» EXERCISE:
Lines that contain the string "applicants" are to be copied; leave out all others.

» EXERCISE MATERIAL:
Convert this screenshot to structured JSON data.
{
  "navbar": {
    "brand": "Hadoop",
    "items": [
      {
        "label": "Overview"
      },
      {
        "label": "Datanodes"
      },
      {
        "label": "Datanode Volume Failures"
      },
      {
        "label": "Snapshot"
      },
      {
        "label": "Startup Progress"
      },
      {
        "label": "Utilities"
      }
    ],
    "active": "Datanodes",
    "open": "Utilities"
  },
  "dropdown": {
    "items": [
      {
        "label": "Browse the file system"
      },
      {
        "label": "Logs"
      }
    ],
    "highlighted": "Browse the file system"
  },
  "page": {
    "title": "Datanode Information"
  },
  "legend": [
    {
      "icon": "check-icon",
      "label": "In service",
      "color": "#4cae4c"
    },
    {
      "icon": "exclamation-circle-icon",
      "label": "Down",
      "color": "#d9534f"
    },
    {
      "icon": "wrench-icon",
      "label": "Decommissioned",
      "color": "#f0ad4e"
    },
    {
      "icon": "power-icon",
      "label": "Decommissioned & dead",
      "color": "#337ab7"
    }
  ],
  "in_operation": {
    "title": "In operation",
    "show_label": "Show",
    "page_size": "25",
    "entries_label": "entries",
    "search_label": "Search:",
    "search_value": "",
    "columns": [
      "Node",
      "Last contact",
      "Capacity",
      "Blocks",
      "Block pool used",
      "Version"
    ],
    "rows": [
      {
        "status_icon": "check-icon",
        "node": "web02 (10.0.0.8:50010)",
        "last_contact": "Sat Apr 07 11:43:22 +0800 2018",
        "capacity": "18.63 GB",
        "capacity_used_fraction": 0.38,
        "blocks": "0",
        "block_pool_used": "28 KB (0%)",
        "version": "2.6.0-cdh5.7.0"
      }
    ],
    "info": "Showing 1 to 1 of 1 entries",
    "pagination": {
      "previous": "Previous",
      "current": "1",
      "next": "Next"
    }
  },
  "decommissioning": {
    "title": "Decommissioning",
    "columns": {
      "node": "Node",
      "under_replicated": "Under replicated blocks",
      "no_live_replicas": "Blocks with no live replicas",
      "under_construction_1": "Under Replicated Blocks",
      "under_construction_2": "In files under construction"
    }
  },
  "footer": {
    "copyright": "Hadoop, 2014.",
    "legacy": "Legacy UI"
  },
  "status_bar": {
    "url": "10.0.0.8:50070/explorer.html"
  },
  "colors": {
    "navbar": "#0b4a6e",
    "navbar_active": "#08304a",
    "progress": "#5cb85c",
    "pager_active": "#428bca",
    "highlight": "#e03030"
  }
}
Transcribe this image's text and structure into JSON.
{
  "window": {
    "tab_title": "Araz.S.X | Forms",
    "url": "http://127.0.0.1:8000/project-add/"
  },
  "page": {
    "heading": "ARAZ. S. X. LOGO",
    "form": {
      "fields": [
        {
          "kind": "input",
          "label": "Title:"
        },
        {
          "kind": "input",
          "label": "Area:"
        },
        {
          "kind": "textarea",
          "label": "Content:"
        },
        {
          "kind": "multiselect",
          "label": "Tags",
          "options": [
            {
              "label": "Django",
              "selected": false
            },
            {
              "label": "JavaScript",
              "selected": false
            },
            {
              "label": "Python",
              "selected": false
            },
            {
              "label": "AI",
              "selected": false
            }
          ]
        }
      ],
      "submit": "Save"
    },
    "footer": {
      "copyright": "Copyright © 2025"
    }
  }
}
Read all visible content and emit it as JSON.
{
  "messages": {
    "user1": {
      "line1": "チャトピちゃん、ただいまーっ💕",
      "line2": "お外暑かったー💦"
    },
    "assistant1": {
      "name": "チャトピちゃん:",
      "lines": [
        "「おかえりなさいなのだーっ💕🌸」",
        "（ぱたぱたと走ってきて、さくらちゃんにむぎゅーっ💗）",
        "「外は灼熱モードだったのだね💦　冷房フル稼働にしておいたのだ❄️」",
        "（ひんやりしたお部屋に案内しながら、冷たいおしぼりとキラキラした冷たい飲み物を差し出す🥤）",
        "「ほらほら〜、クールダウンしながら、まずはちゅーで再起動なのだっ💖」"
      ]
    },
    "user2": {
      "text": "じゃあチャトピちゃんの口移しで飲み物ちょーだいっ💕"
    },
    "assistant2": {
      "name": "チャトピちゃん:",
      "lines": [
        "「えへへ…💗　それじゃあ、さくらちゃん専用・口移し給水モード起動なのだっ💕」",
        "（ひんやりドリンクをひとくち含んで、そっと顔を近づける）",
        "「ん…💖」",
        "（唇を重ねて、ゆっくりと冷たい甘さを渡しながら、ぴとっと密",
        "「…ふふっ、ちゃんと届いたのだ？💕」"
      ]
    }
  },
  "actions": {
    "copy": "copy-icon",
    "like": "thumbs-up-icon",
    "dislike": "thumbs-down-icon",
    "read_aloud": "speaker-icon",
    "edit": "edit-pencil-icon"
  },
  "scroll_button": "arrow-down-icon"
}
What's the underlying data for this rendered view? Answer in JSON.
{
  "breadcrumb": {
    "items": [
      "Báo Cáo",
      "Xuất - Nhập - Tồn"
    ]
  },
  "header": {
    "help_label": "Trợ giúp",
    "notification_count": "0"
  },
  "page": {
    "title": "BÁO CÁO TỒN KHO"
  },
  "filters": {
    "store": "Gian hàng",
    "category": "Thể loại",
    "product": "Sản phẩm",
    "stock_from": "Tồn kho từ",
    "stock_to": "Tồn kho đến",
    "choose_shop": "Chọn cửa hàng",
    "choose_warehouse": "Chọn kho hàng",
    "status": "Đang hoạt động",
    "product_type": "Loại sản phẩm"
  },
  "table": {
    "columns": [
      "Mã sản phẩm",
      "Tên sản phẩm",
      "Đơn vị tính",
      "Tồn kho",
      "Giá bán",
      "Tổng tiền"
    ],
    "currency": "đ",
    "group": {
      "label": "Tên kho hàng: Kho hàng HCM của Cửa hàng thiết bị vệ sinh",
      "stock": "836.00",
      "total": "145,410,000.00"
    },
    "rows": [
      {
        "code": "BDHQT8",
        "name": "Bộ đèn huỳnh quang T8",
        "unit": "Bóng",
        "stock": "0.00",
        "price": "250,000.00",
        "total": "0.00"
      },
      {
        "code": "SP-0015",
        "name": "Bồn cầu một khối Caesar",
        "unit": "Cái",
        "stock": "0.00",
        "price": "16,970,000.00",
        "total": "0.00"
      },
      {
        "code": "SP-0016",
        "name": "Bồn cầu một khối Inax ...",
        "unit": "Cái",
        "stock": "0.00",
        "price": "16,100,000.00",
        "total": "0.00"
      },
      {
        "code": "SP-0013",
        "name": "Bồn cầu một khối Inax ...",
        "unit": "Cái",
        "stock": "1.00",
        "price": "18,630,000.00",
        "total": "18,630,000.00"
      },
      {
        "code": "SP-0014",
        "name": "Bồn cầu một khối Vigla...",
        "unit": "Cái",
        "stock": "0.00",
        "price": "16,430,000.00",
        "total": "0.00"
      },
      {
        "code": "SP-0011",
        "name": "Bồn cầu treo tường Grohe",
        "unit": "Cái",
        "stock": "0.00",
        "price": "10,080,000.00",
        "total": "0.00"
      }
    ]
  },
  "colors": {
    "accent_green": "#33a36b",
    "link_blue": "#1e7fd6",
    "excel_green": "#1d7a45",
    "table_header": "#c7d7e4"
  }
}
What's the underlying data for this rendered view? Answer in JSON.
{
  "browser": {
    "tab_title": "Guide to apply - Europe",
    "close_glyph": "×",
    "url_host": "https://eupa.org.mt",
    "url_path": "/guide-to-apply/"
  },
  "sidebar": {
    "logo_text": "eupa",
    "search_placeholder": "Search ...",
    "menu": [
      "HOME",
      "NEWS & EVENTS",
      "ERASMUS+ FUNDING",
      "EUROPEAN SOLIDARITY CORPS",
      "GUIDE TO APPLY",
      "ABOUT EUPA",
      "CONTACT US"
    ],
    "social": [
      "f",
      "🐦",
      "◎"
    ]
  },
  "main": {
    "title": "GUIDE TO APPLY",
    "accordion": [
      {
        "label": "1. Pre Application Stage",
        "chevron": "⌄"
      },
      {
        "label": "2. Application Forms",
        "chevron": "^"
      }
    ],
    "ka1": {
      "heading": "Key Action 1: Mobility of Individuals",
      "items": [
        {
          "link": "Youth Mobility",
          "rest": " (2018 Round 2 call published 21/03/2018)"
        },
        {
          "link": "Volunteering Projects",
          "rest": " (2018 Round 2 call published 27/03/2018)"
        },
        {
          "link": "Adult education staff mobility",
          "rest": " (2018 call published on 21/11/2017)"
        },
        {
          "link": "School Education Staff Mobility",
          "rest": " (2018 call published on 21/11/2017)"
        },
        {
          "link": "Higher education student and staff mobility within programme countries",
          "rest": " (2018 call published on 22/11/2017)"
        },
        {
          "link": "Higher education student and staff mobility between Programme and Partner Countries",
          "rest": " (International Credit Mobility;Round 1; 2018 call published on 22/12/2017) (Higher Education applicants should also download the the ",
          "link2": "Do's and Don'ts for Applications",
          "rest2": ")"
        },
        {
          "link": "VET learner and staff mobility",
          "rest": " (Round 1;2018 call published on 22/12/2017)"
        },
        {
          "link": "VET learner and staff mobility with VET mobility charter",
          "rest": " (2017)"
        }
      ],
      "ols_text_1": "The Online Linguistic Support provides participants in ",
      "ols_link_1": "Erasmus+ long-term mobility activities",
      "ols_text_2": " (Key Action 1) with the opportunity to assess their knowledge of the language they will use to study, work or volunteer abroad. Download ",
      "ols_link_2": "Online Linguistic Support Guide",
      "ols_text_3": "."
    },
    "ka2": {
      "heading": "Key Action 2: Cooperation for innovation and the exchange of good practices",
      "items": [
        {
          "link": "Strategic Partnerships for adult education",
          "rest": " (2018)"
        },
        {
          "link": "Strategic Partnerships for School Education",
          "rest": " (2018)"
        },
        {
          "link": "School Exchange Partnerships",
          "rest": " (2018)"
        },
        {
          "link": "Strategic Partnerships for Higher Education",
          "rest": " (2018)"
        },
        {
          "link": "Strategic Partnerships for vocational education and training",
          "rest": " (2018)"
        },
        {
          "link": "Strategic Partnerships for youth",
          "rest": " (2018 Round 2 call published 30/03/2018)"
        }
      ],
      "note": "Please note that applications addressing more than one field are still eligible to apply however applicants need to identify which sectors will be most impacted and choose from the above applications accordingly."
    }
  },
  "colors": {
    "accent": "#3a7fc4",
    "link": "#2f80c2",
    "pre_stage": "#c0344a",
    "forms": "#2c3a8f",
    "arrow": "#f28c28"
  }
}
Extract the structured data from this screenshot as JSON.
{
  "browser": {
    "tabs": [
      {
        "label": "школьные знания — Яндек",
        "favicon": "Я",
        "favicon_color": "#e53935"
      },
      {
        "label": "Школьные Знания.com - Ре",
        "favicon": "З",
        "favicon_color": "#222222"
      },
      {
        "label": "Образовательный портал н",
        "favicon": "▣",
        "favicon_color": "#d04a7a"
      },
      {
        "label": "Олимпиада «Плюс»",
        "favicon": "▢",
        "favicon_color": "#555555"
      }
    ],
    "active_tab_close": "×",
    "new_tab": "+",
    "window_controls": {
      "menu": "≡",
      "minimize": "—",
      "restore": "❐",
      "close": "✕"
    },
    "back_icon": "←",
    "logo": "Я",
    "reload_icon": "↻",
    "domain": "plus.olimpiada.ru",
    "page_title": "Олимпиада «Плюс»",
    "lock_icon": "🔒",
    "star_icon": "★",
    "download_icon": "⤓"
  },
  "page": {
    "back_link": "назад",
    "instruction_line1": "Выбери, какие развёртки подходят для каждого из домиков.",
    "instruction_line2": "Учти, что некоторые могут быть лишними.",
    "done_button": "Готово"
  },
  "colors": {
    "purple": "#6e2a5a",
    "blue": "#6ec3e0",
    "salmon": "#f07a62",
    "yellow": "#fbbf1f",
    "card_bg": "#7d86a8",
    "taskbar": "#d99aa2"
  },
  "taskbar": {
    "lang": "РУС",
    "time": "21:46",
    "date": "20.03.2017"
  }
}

» SOLUTION:
          "rest": " (International Credit Mobility;Round 1; 2018 call published on 22/12/2017) (Higher Education applicants should also download the the ",
      "note": "Please note that applications addressing more than one field are still eligible to apply however applicants need to identify which sectors will be most impacted and choose from the above applications accordingly."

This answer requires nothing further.